Brief outline of the Geological History of the Illawarra & Southern Highlands
By Richard Jones - April 2012

The geology in the sea cliffs around the Illawarra and the escarpment has had me curious for some time.
I have pieced together from different sources a basic geological outline of what I think possibly occurred and offered some of my own observations.
Please note that I have not taken into account folding, faulting, subsidence, uplifts or other tectonic processes.
This page is really only for interest purposes, your own investigation and research should be employed before taking the below to be factual.
Please send me an email if you strongly believe that a correction needs to be made.

 


Paleozoic from 450 - 340 million years ago.
Starting at the bottom or beginning of the sedimentary journey relevant to our story is the Lachlan Fold Belt. The LFB is a geological subdivision of the east part of Australia. It is a zone of folded and faulted rocks of similar age made up of Paleozoic deep and shallow marine sedimentary rocks, cherts (Chert is a fine-grained silica-rich sedimentary rock) and mafic (silicate mineral rock that is rich in magnesium and iron) volcanic rocks, it dominates New South Wales and covers an area of 200,000 km2.

GIVEN ENTRIES:
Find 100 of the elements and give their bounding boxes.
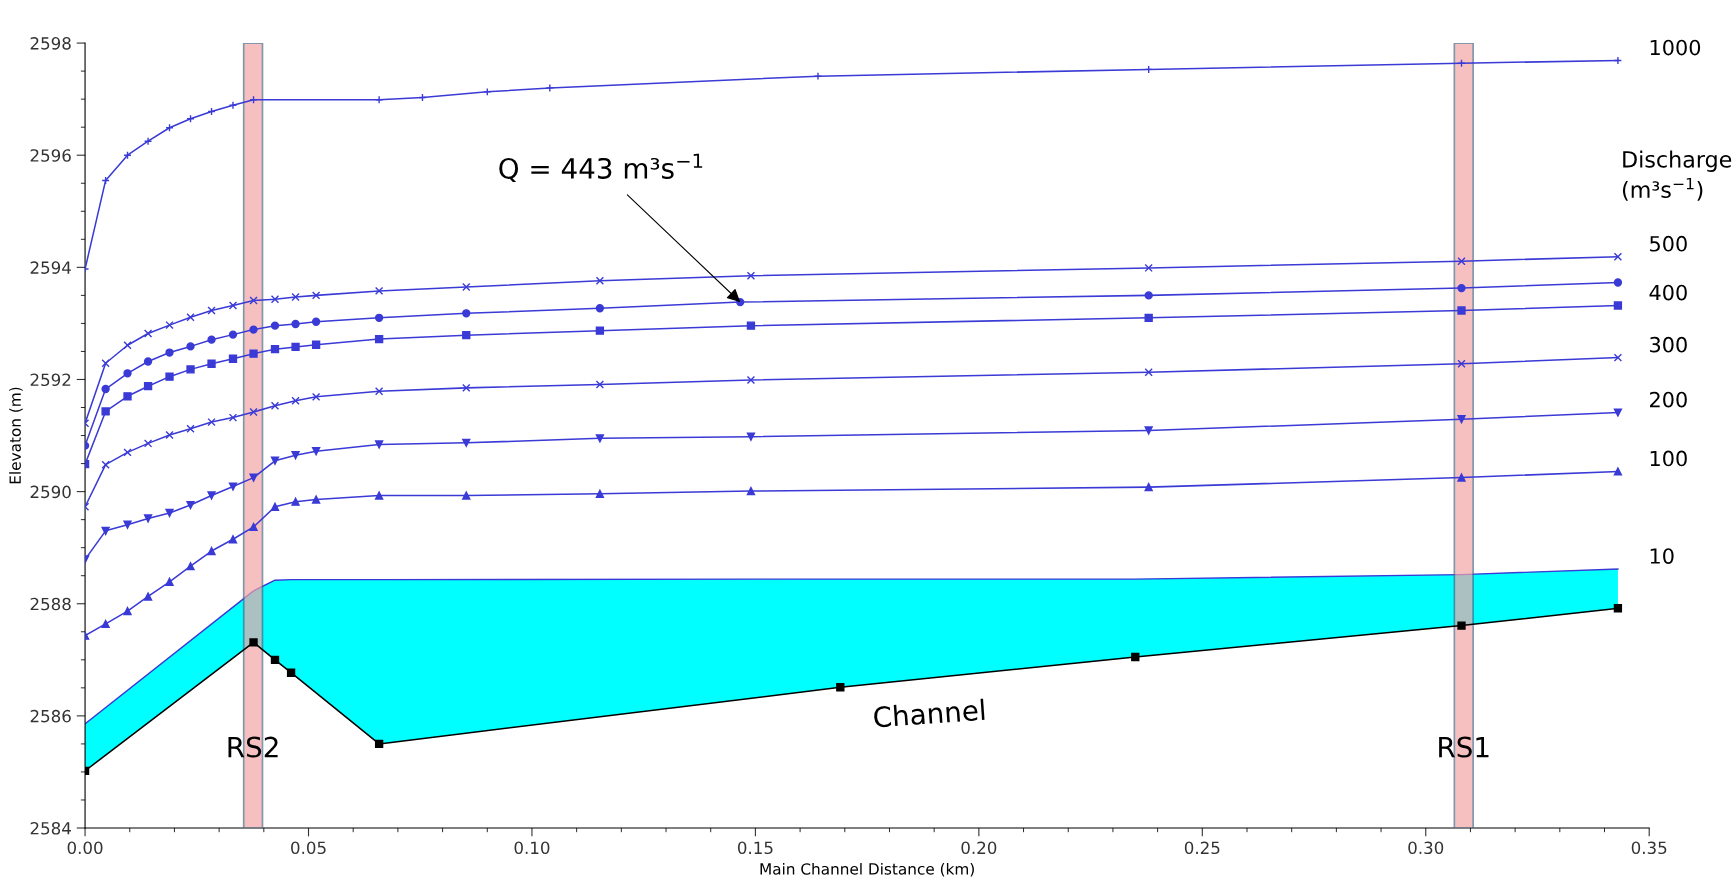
point bbox=[270, 295, 280, 304]
point bbox=[165, 372, 174, 381]
point bbox=[249, 296, 258, 305]
point bbox=[101, 407, 110, 416]
point bbox=[311, 447, 321, 456]
point bbox=[1144, 263, 1153, 273]
point bbox=[374, 440, 384, 449]
point bbox=[1144, 291, 1153, 300]
point bbox=[207, 546, 216, 556]
point bbox=[143, 592, 153, 601]
point bbox=[374, 313, 384, 322]
point bbox=[249, 638, 258, 647]
point bbox=[746, 271, 756, 280]
annotation: Discharge (m³s$^{−1}$) bbox=[1622, 150, 1732, 201]
x-axis-title: Main Channel Distance (km) bbox=[760, 862, 974, 877]
point bbox=[165, 508, 174, 518]
annotation: Q = 443 m³s$^{−1}$ bbox=[499, 153, 703, 183]
point bbox=[1457, 306, 1466, 315]
point bbox=[746, 432, 756, 441]
point bbox=[1457, 257, 1466, 266]
y-axis-title: Elevaton (m) bbox=[9, 387, 23, 484]
point bbox=[836, 683, 845, 692]
point bbox=[207, 417, 216, 427]
point bbox=[186, 500, 195, 510]
series-label: 10 bbox=[1650, 548, 1674, 564]
point bbox=[1613, 252, 1623, 261]
y-tick-label: 2598 bbox=[30, 37, 71, 50]
point bbox=[101, 619, 110, 629]
point bbox=[143, 382, 153, 391]
point bbox=[270, 321, 280, 330]
point bbox=[1457, 359, 1466, 368]
point bbox=[143, 357, 153, 366]
point bbox=[1613, 353, 1623, 362]
point bbox=[1144, 313, 1153, 322]
point bbox=[165, 577, 174, 587]
point bbox=[143, 439, 153, 448]
point bbox=[101, 526, 110, 536]
point bbox=[1613, 56, 1623, 65]
point bbox=[1144, 426, 1153, 435]
point bbox=[374, 491, 384, 500]
point bbox=[207, 491, 216, 500]
x-tick-label: 0.10 bbox=[514, 841, 550, 855]
point bbox=[1457, 415, 1466, 424]
point bbox=[249, 522, 258, 532]
point bbox=[1613, 604, 1623, 613]
point bbox=[311, 495, 321, 504]
point bbox=[249, 407, 258, 417]
series-label: 1000 bbox=[1650, 39, 1701, 56]
point bbox=[462, 282, 471, 292]
point bbox=[462, 383, 471, 393]
point bbox=[595, 380, 605, 389]
point bbox=[746, 321, 756, 330]
point bbox=[1613, 301, 1623, 310]
point bbox=[270, 655, 280, 664]
series-label: 500 bbox=[1650, 235, 1687, 252]
point bbox=[270, 345, 280, 354]
point bbox=[123, 520, 132, 529]
point bbox=[746, 486, 756, 496]
point bbox=[249, 349, 258, 358]
point bbox=[228, 354, 238, 363]
point bbox=[595, 326, 605, 335]
y-tick-label: 2594 bbox=[30, 261, 71, 274]
point bbox=[1613, 467, 1623, 476]
x-tick-label: 0.00 bbox=[67, 841, 103, 855]
y-tick-label: 2586 bbox=[30, 709, 71, 723]
point bbox=[291, 497, 300, 506]
point bbox=[462, 438, 471, 448]
point bbox=[143, 514, 153, 523]
point bbox=[595, 276, 605, 285]
point bbox=[291, 319, 300, 329]
series-label: 400 bbox=[1649, 284, 1687, 301]
y-tick-label: 2584 bbox=[30, 821, 71, 835]
point bbox=[228, 301, 238, 310]
series-label: 100 bbox=[1650, 450, 1687, 467]
point bbox=[101, 460, 110, 469]
point bbox=[165, 348, 174, 357]
point bbox=[1457, 473, 1466, 482]
point bbox=[101, 359, 110, 368]
point bbox=[1144, 482, 1153, 492]
x-tick-label: 0.35 bbox=[1631, 841, 1667, 855]
point bbox=[228, 330, 238, 339]
point bbox=[595, 434, 605, 443]
point bbox=[1131, 652, 1140, 662]
point bbox=[291, 451, 300, 460]
y-tick-label: 2596 bbox=[30, 149, 71, 162]
x-tick-label: 0.20 bbox=[961, 841, 997, 855]
point bbox=[595, 489, 605, 499]
point bbox=[123, 448, 132, 457]
y-tick-label: 2588 bbox=[30, 597, 71, 611]
point bbox=[165, 320, 174, 330]
point bbox=[1144, 368, 1153, 377]
point bbox=[186, 424, 195, 433]
point bbox=[1613, 278, 1623, 287]
point bbox=[462, 491, 471, 500]
point bbox=[207, 335, 216, 344]
point bbox=[291, 396, 300, 405]
point bbox=[228, 482, 238, 491]
point bbox=[595, 304, 605, 313]
point bbox=[165, 430, 174, 440]
point bbox=[249, 325, 258, 334]
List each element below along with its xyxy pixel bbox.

EXERCISE OBJECTIVE: List the processes the Illawarra geology outline above names as not taken into account.

SOLUTION: Folding, faulting, subsidence, uplifts